Christophe et Corinne Videaud dans leur jardin encore marqué par les flammes, deux ans après l’incendie. © Amandine Sanial / Hans Lucas pour Vert

De leur ancienne maison, tout est parti en fumée, à l’exception de deux ou trois meubles et quelques photos retrouvées dans les décombres. Pendant deux ans, le couple a vécu en camping-car puis dans une maison de location payée par l’assurance. Les souvenirs ont brûlé avec la maison, mais Corinne et Christophe n’ont qu’une hâte : en reconstruire d’autres. «Être triste ? Pourquoi ? On a bien assez pleuré !», relativise Christophe. «Maintenant qu’on a notre maison, il faut aller de l’avant.»

Vivre dans les cendres

Dans le jardin, l’incendie a laissé quelques traces de son passage ; celles qu’on veut garder pour ne pas oublier, comme cette bouteille de gaz éventrée qui a explosé avec le feu. Et celles qu’on ne choisit pas : chaque matin, le couple se réveille avec des arbres noircis en paysage. «Ma maison a été reconstruite, mais jamais je ne reverrai la forêt que j’ai connue», souffle Corinne.

Autour de Landiras, les stigmates sont toujours là : le long de la route entre Hostens et Guillos, des rangées d’arbres calcinés alternent avec des grumes empilées. Mais ici, on a appris à vivre dans les cendres. Ce nouveau décor et le traumatisme des habitants ont attiré l’attention d’un collectif de chercheur·ses en sciences humaines et sociales, qui a mené à un projet de recherche-action baptisé «Habiter les cendres». «On a cherché à comprendre comment on se reconstruit dans un territoire en cendres, et comment on se projette quand la forêt n’est plus la même», explique Arthur Guérin-Turcq, doctorant en géographie qui a coordonné le programme de recherche-action. Les chercheur·ses ont d’abord été surpris d’observer que la quasi-totalité des habitant·es sont revenu·es vivre dans la région. «On s’est demandé “pourquoi rester alors que tout a brûlé ?”. On a compris qu’il y avait l’attachement au territoire. Rester, c’est aussi faire face. Il y a eu un incendie, mais il y a une repousse, la vie reprend.»

- _JEU DE DONNÉES_
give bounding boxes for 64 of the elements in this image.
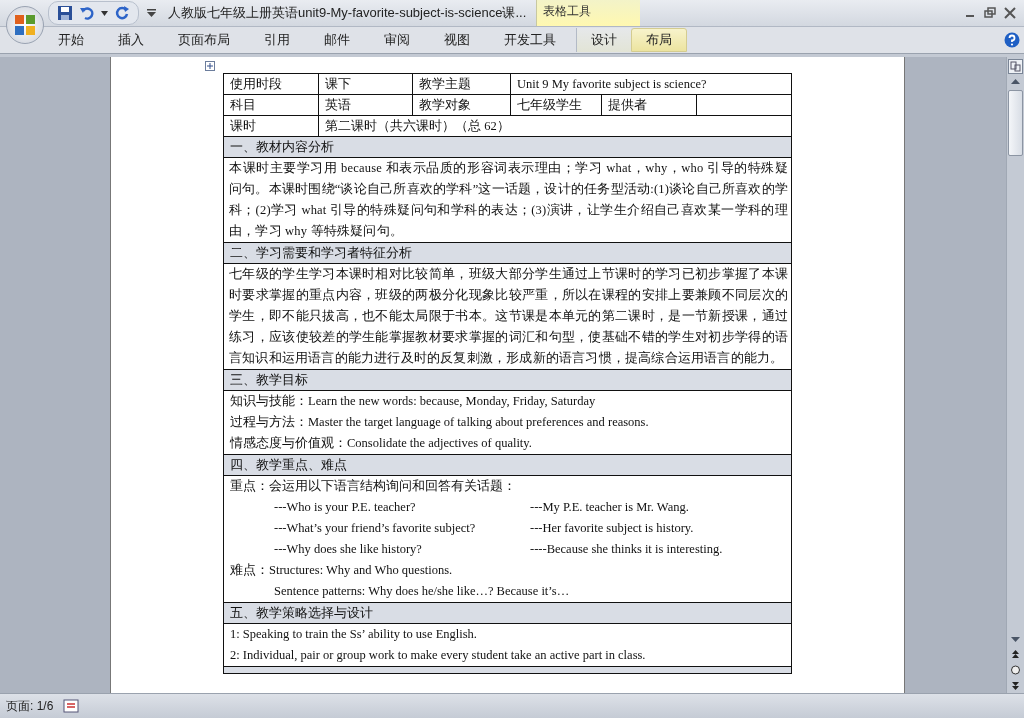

...

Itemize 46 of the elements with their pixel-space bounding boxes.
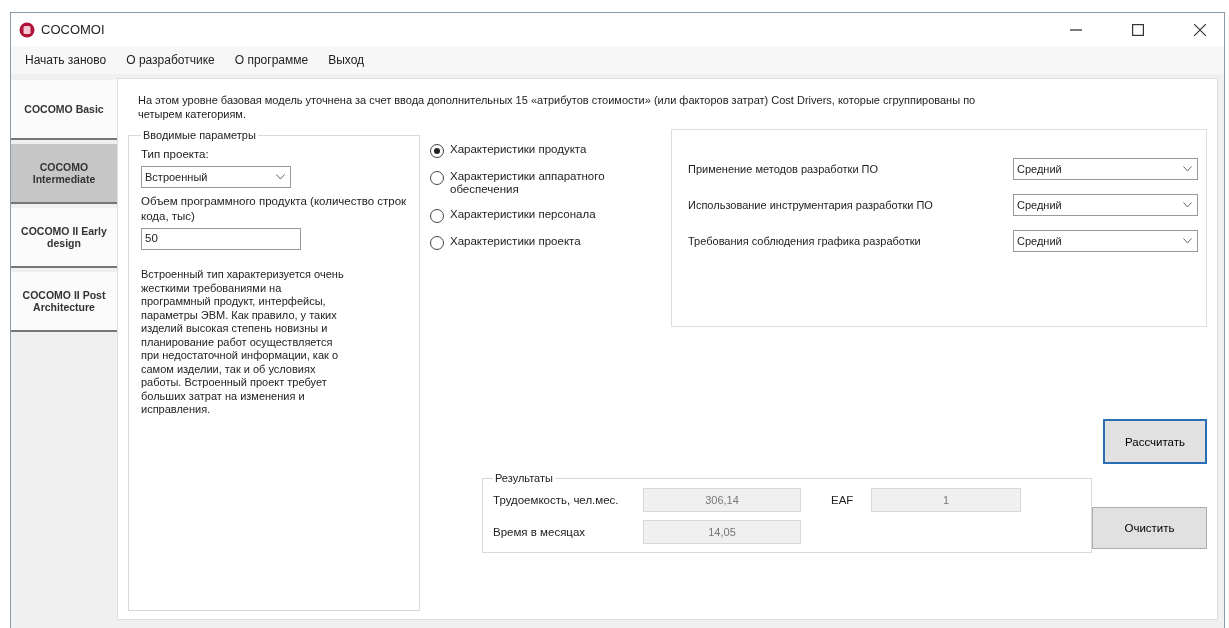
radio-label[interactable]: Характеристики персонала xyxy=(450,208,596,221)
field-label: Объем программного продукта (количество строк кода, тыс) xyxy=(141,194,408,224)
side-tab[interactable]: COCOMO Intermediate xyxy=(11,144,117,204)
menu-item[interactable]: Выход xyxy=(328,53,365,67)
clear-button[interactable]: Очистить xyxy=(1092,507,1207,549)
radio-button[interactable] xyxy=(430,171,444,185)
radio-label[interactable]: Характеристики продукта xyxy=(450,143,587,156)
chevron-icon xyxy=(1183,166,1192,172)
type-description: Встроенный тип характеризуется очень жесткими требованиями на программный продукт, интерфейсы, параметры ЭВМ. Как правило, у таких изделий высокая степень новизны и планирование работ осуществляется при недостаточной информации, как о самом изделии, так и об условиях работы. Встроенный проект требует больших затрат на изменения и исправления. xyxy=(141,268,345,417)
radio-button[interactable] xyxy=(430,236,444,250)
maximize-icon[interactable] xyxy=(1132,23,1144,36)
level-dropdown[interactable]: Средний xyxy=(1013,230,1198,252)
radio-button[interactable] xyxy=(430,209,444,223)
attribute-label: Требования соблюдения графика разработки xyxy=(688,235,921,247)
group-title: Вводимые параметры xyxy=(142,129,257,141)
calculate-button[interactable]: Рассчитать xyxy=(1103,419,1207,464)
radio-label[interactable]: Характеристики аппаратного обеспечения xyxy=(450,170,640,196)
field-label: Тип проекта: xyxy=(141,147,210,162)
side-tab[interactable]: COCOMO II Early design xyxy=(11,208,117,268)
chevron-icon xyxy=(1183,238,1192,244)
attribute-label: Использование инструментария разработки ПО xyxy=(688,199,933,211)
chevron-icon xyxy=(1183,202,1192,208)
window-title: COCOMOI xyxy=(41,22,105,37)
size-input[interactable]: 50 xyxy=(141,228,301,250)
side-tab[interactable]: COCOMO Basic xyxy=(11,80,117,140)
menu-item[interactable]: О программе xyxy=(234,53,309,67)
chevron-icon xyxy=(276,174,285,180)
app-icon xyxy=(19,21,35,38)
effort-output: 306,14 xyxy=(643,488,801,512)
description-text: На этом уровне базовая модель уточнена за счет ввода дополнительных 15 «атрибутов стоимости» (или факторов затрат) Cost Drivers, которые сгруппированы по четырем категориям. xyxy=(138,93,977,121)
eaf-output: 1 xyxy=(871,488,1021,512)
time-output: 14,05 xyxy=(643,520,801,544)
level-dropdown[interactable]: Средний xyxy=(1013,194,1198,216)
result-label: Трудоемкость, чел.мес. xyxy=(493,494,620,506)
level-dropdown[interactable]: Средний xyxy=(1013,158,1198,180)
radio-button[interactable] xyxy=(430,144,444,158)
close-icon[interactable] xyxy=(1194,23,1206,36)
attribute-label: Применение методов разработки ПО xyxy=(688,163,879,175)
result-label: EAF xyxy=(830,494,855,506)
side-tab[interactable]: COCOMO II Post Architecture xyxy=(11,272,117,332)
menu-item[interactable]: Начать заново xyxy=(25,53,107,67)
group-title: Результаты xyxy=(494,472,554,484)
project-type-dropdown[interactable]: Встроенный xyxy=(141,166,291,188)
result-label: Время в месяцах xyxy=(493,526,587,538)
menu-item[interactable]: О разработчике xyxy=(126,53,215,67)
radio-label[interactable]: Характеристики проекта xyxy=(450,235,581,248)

- _PROBLÈMES À RÉSOUDRE_
• A. Relevez tous les noms de lieux cités dans le texte sur l'incendie.
• B. Dans le texte sur l'incendie, quel nom a été donné au projet de recherche-action mené par le collectif de chercheur·ses ?
• C. Prolongez s'il vous plaît le texte sur l'incendie à partir de sa dernière phrase.

- _RÉPONSES AUX EXERCICES_
• A. Landiras, Hostens, Guillos

• B. «Habiter les cendres»

• C.
Autour de Guillos, la quasi-totalité de la forêt a brûlé. © Amandine Sanial / Hans Lucas pour Vert

D’après les chercheurs, les incendies de 2022 ont aussi profondément changé la façon dont les habitant·es appréhendent la forêt. «L’un des principaux résultats de l’étude est que les habitants ont pris conscience que la forêt pouvait brûler. Avant, ils n’étaient pas conscients du danger», poursuit Arthur Guérin-Turcq. Christophe Videaud le reconnaît : même en vivant au cœur de la forêt, il ne pensait pas aux incendies. Corinne, elle, a toujours eu peur du feu. «J’y avais déjà pensé, et j’y pense toujours.»

«On a combattu un monstre ensemble»

Les incendies ont aussi créé une solidarité entre habitant·es, qui vit toujours aujourd’hui. Thierry Carreyre est président de la Défense des forêts contre les incendies (DFCI) de Landiras depuis 20 ans. Tout l’été 2022, pompiers, bénévoles de la DFCI et agriculteurs se retrouvaient sur la petite place devant chez lui pour remplir les citernes d’eau et se ravitailler. «Pendant deux mois, on a vécu ensemble 7 jours sur 7. Après les feux, ça nous manquait, on s’appelait tout le temps ! On a combattu un monstre ensemble. Ça nous a soudé.» L’an dernier, celles et ceux qui ont lutté contre l’incendie ont planté un pin parasol sur cette petite place, en souvenir des événements, et pour que la vie reprenne dans la forêt.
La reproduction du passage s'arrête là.